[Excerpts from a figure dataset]

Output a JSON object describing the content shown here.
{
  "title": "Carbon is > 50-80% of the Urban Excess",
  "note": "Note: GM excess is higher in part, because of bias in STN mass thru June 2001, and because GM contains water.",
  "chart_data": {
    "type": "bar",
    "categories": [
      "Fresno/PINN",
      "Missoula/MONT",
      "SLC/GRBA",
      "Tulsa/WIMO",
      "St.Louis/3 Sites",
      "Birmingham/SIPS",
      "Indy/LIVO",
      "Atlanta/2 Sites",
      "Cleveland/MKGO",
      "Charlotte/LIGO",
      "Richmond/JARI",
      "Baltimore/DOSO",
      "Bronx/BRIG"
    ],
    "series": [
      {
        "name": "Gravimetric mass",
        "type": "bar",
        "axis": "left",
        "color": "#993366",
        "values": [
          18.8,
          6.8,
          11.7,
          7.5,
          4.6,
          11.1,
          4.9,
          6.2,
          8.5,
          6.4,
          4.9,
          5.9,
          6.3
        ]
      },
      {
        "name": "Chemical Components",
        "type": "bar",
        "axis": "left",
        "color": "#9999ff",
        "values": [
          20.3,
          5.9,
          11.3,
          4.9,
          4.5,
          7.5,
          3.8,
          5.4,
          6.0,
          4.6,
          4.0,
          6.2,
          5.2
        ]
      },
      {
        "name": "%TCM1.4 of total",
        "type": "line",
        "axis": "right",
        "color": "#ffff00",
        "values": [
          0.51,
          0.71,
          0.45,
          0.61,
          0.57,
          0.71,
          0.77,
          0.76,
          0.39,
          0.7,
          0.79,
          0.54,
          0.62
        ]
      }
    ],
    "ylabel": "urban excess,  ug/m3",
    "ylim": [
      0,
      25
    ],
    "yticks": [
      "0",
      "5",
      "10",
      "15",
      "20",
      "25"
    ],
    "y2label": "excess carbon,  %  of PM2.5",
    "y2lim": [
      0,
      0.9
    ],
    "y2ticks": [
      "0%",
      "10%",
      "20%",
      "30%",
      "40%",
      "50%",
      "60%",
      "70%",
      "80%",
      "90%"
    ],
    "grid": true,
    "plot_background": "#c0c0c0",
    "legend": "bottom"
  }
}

= Short exercise =
Output the listing above word for word.

= The answer =
Output a JSON object describing the content shown here.
{
  "title": "Carbon is > 50-80% of the Urban Excess",
  "note": "Note: GM excess is higher in part, because of bias in STN mass thru June 2001, and because GM contains water.",
  "chart_data": {
    "type": "bar",
    "categories": [
      "Fresno/PINN",
      "Missoula/MONT",
      "SLC/GRBA",
      "Tulsa/WIMO",
      "St.Louis/3 Sites",
      "Birmingham/SIPS",
      "Indy/LIVO",
      "Atlanta/2 Sites",
      "Cleveland/MKGO",
      "Charlotte/LIGO",
      "Richmond/JARI",
      "Baltimore/DOSO",
      "Bronx/BRIG"
    ],
    "series": [
      {
        "name": "Gravimetric mass",
        "type": "bar",
        "axis": "left",
        "color": "#993366",
        "values": [
          18.8,
          6.8,
          11.7,
          7.5,
          4.6,
          11.1,
          4.9,
          6.2,
          8.5,
          6.4,
          4.9,
          5.9,
          6.3
        ]
      },
      {
        "name": "Chemical Components",
        "type": "bar",
        "axis": "left",
        "color": "#9999ff",
        "values": [
          20.3,
          5.9,
          11.3,
          4.9,
          4.5,
          7.5,
          3.8,
          5.4,
          6.0,
          4.6,
          4.0,
          6.2,
          5.2
        ]
      },
      {
        "name": "%TCM1.4 of total",
        "type": "line",
        "axis": "right",
        "color": "#ffff00",
        "values": [
          0.51,
          0.71,
          0.45,
          0.61,
          0.57,
          0.71,
          0.77,
          0.76,
          0.39,
          0.7,
          0.79,
          0.54,
          0.62
        ]
      }
    ],
    "ylabel": "urban excess,  ug/m3",
    "ylim": [
      0,
      25
    ],
    "yticks": [
      "0",
      "5",
      "10",
      "15",
      "20",
      "25"
    ],
    "y2label": "excess carbon,  %  of PM2.5",
    "y2lim": [
      0,
      0.9
    ],
    "y2ticks": [
      "0%",
      "10%",
      "20%",
      "30%",
      "40%",
      "50%",
      "60%",
      "70%",
      "80%",
      "90%"
    ],
    "grid": true,
    "plot_background": "#c0c0c0",
    "legend": "bottom"
  }
}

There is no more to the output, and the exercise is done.